__WRITTEN PROBLEM__:
Repeat every line of the items below word for word, leaving out the pictures.

__DATA LINES__:
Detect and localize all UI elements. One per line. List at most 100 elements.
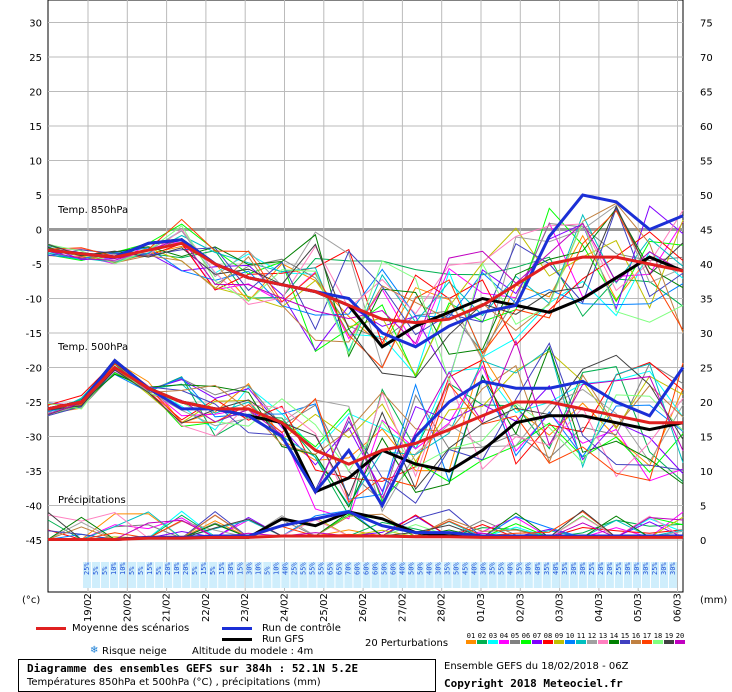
- perturbation-08-t850: [47, 231, 684, 346]
- title-box: Diagramme des ensembles GEFS sur 384h : …: [18, 659, 436, 692]
- snow-risk-cell: [560, 562, 569, 588]
- perturbation-swatch-16: 16: [631, 632, 641, 644]
- perturbation-color: [642, 640, 652, 644]
- snow-risk-cell: [173, 562, 182, 588]
- perturbation-color: [653, 640, 663, 644]
- snow-risk-value: 10%: [272, 562, 280, 575]
- snow-risk-value: 60%: [390, 562, 398, 575]
- snow-risk-value: 40%: [426, 562, 434, 575]
- perturbation-color: [532, 640, 542, 644]
- date-tick-label: 21/02: [162, 593, 173, 622]
- legend-gfs: Run GFS: [262, 634, 305, 645]
- snow-risk-cell: [632, 562, 641, 588]
- snow-risk-cell: [497, 562, 506, 588]
- perturbation-swatch-06: 06: [521, 632, 531, 644]
- perturbation-id: 05: [510, 632, 520, 640]
- left-tick-label: 15: [29, 122, 42, 133]
- right-tick-label: 70: [700, 53, 713, 64]
- date-tick-label: 22/02: [201, 593, 212, 622]
- snow-risk-cell: [479, 562, 488, 588]
- snow-risk-cell: [290, 562, 299, 588]
- snow-risk-cell: [326, 562, 335, 588]
- perturbation-15-t850: [47, 206, 684, 336]
- perturbation-swatch-07: 07: [532, 632, 542, 644]
- left-tick-label: -45: [26, 536, 42, 547]
- snow-risk-value: 40%: [534, 562, 542, 575]
- perturbation-color: [587, 640, 597, 644]
- snow-risk-value: 5%: [263, 566, 271, 575]
- left-tick-label: -20: [26, 364, 42, 375]
- perturbation-id: 04: [499, 632, 509, 640]
- perturbation-id: 16: [631, 632, 641, 640]
- snow-risk-cell: [569, 562, 578, 588]
- snow-risk-cell: [191, 562, 200, 588]
- snow-risk-cell: [551, 562, 560, 588]
- date-tick-label: 25/02: [319, 593, 330, 622]
- snow-risk-value: 35%: [561, 562, 569, 575]
- snow-risk-cell: [353, 562, 362, 588]
- perturbation-swatch-13: 13: [598, 632, 608, 644]
- right-tick-label: 30: [700, 329, 713, 340]
- perturbation-id: 09: [554, 632, 564, 640]
- left-tick-label: -30: [26, 433, 42, 444]
- snow-risk-cell: [533, 562, 542, 588]
- snow-risk-cell: [83, 562, 92, 588]
- perturbation-id: 11: [576, 632, 586, 640]
- perturbation-id: 01: [466, 632, 476, 640]
- date-tick-label: 27/02: [397, 593, 408, 622]
- perturbation-swatch-12: 12: [587, 632, 597, 644]
- left-tick-label: 5: [36, 191, 42, 202]
- date-tick-label: 01/03: [476, 593, 487, 622]
- date-tick-label: 26/02: [358, 593, 369, 622]
- right-tick-label: 0: [700, 536, 706, 547]
- snow-risk-cell: [155, 562, 164, 588]
- left-axis-unit: (°c): [22, 595, 40, 606]
- snow-risk-cell: [335, 562, 344, 588]
- snow-risk-value: 15%: [200, 562, 208, 575]
- snow-risk-value: 10%: [110, 562, 118, 575]
- legend-mean: Moyenne des scénarios: [72, 623, 190, 634]
- snow-risk-cell: [605, 562, 614, 588]
- snow-risk-value: 40%: [507, 562, 515, 575]
- snow-risk-cell: [668, 562, 677, 588]
- snow-risk-cell: [596, 562, 605, 588]
- snow-risk-value: 30%: [633, 562, 641, 575]
- snow-risk-cell: [272, 562, 281, 588]
- snow-risk-cell: [524, 562, 533, 588]
- snow-risk-value: 35%: [516, 562, 524, 575]
- snow-risk-value: 20%: [597, 562, 605, 575]
- snow-risk-cell: [398, 562, 407, 588]
- snow-risk-value: 50%: [417, 562, 425, 575]
- perturbation-id: 10: [565, 632, 575, 640]
- snow-risk-cell: [164, 562, 173, 588]
- perturbation-19-t500: [47, 354, 684, 498]
- snow-risk-value: 45%: [462, 562, 470, 575]
- snow-risk-value: 5%: [191, 566, 199, 575]
- snow-risk-cell: [488, 562, 497, 588]
- snow-risk-value: 5%: [92, 566, 100, 575]
- right-tick-label: 15: [700, 433, 713, 444]
- date-tick-label: 24/02: [280, 593, 291, 622]
- right-tick-label: 20: [700, 398, 713, 409]
- snow-risk-cell: [254, 562, 263, 588]
- perturbation-swatch-09: 09: [554, 632, 564, 644]
- right-tick-label: 25: [700, 364, 713, 375]
- snow-icon: ❄: [90, 645, 99, 656]
- perturbation-id: 18: [653, 632, 663, 640]
- left-tick-label: 10: [29, 157, 42, 168]
- legend-perturbations: 20 Perturbations: [365, 638, 449, 649]
- snow-risk-cell: [137, 562, 146, 588]
- snow-risk-cell: [146, 562, 155, 588]
- snow-risk-value: 5%: [101, 566, 109, 575]
- snow-risk-cell: [380, 562, 389, 588]
- snow-risk-value: 10%: [119, 562, 127, 575]
- perturbation-01-t850: [47, 234, 684, 360]
- perturbation-swatch-04: 04: [499, 632, 509, 644]
- perturbation-02-precip: [47, 514, 684, 540]
- label-t500: Temp. 500hPa: [57, 342, 128, 353]
- snow-risk-cell: [227, 562, 236, 588]
- left-axis-ticks: 30 25 20 15 10 5 0 -5 -10 -15 -20 -25 -30 -35 -40 -45: [26, 19, 42, 548]
- snow-risk-value: 25%: [83, 562, 91, 575]
- snow-risk-cell: [101, 562, 110, 588]
- copyright: Copyright 2018 Meteociel.fr: [444, 677, 623, 690]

__ANSWER TO THE TASK__:
Detect and localize all UI elements. One per line. List at most 100 elements.
- perturbation-08-t850: [47, 231, 684, 346]
- title-box: Diagramme des ensembles GEFS sur 384h : …: [18, 659, 436, 692]
- snow-risk-cell: [560, 562, 569, 588]
- perturbation-swatch-16: 16: [631, 632, 641, 644]
- perturbation-color: [642, 640, 652, 644]
- snow-risk-cell: [173, 562, 182, 588]
- perturbation-color: [653, 640, 663, 644]
- snow-risk-value: 10%: [272, 562, 280, 575]
- snow-risk-value: 60%: [390, 562, 398, 575]
- snow-risk-value: 40%: [426, 562, 434, 575]
- perturbation-color: [532, 640, 542, 644]
- date-tick-label: 21/02: [162, 593, 173, 622]
- legend-gfs: Run GFS: [262, 634, 305, 645]
- snow-risk-cell: [632, 562, 641, 588]
- snow-risk-cell: [497, 562, 506, 588]
- perturbation-swatch-06: 06: [521, 632, 531, 644]
- perturbation-id: 05: [510, 632, 520, 640]
- left-tick-label: 15: [29, 122, 42, 133]
- right-tick-label: 70: [700, 53, 713, 64]
- date-tick-label: 22/02: [201, 593, 212, 622]
- snow-risk-cell: [479, 562, 488, 588]
- snow-risk-cell: [290, 562, 299, 588]
- snow-risk-cell: [326, 562, 335, 588]
- perturbation-15-t850: [47, 206, 684, 336]
- perturbation-swatch-07: 07: [532, 632, 542, 644]
- left-tick-label: -45: [26, 536, 42, 547]
- snow-risk-value: 40%: [534, 562, 542, 575]
- perturbation-color: [587, 640, 597, 644]
- snow-risk-value: 5%: [263, 566, 271, 575]
- left-tick-label: -20: [26, 364, 42, 375]
- perturbation-id: 04: [499, 632, 509, 640]
- perturbation-id: 16: [631, 632, 641, 640]
- snow-risk-cell: [569, 562, 578, 588]
- snow-risk-cell: [191, 562, 200, 588]
- snow-risk-cell: [551, 562, 560, 588]
- date-tick-label: 25/02: [319, 593, 330, 622]
- snow-risk-value: 35%: [561, 562, 569, 575]
- snow-risk-cell: [353, 562, 362, 588]
- perturbation-swatch-13: 13: [598, 632, 608, 644]
- right-tick-label: 30: [700, 329, 713, 340]
- perturbation-id: 09: [554, 632, 564, 640]
- left-tick-label: -30: [26, 433, 42, 444]
- snow-risk-cell: [533, 562, 542, 588]
- snow-risk-cell: [83, 562, 92, 588]
- perturbation-id: 11: [576, 632, 586, 640]
- perturbation-id: 01: [466, 632, 476, 640]
- date-tick-label: 27/02: [397, 593, 408, 622]
- perturbation-swatch-12: 12: [587, 632, 597, 644]
- left-tick-label: 5: [36, 191, 42, 202]
- date-tick-label: 01/03: [476, 593, 487, 622]
- date-tick-label: 26/02: [358, 593, 369, 622]
- right-tick-label: 0: [700, 536, 706, 547]
- snow-risk-cell: [155, 562, 164, 588]
- left-axis-unit: (°c): [22, 595, 40, 606]
- snow-risk-cell: [335, 562, 344, 588]
- snow-risk-value: 15%: [200, 562, 208, 575]
- snow-risk-value: 10%: [110, 562, 118, 575]
- legend-mean: Moyenne des scénarios: [72, 623, 190, 634]
- snow-risk-cell: [605, 562, 614, 588]
- snow-risk-value: 40%: [507, 562, 515, 575]
- snow-risk-cell: [668, 562, 677, 588]
- snow-risk-cell: [596, 562, 605, 588]
- snow-risk-value: 30%: [633, 562, 641, 575]
- snow-risk-cell: [272, 562, 281, 588]
- snow-risk-cell: [524, 562, 533, 588]
- snow-risk-value: 35%: [516, 562, 524, 575]
- snow-risk-value: 20%: [597, 562, 605, 575]
- snow-risk-cell: [398, 562, 407, 588]
- snow-risk-value: 50%: [417, 562, 425, 575]
- perturbation-id: 10: [565, 632, 575, 640]
- snow-risk-cell: [164, 562, 173, 588]
- perturbation-19-t500: [47, 354, 684, 498]
- snow-risk-value: 45%: [462, 562, 470, 575]
- snow-risk-value: 5%: [191, 566, 199, 575]
- snow-risk-cell: [488, 562, 497, 588]
- snow-risk-value: 5%: [92, 566, 100, 575]
- right-tick-label: 15: [700, 433, 713, 444]
- date-tick-label: 24/02: [280, 593, 291, 622]
- right-tick-label: 20: [700, 398, 713, 409]
- snow-risk-cell: [254, 562, 263, 588]
- perturbation-swatch-09: 09: [554, 632, 564, 644]
- right-tick-label: 25: [700, 364, 713, 375]
- snow-icon: ❄: [90, 645, 99, 656]
- perturbation-id: 18: [653, 632, 663, 640]
- left-tick-label: 10: [29, 157, 42, 168]
- legend-perturbations: 20 Perturbations: [365, 638, 449, 649]
- snow-risk-cell: [137, 562, 146, 588]
- snow-risk-cell: [146, 562, 155, 588]
- snow-risk-value: 5%: [101, 566, 109, 575]
- snow-risk-cell: [380, 562, 389, 588]
- snow-risk-value: 10%: [119, 562, 127, 575]
- perturbation-01-t850: [47, 234, 684, 360]
- perturbation-swatch-04: 04: [499, 632, 509, 644]
- perturbation-02-precip: [47, 514, 684, 540]
- label-t500: Temp. 500hPa: [57, 342, 128, 353]
- snow-risk-cell: [227, 562, 236, 588]
- left-axis-ticks: 30 25 20 15 10 5 0 -5 -10 -15 -20 -25 -30 -35 -40 -45: [26, 19, 42, 548]
- snow-risk-value: 25%: [83, 562, 91, 575]
- snow-risk-cell: [101, 562, 110, 588]
- copyright: Copyright 2018 Meteociel.fr: [444, 677, 623, 690]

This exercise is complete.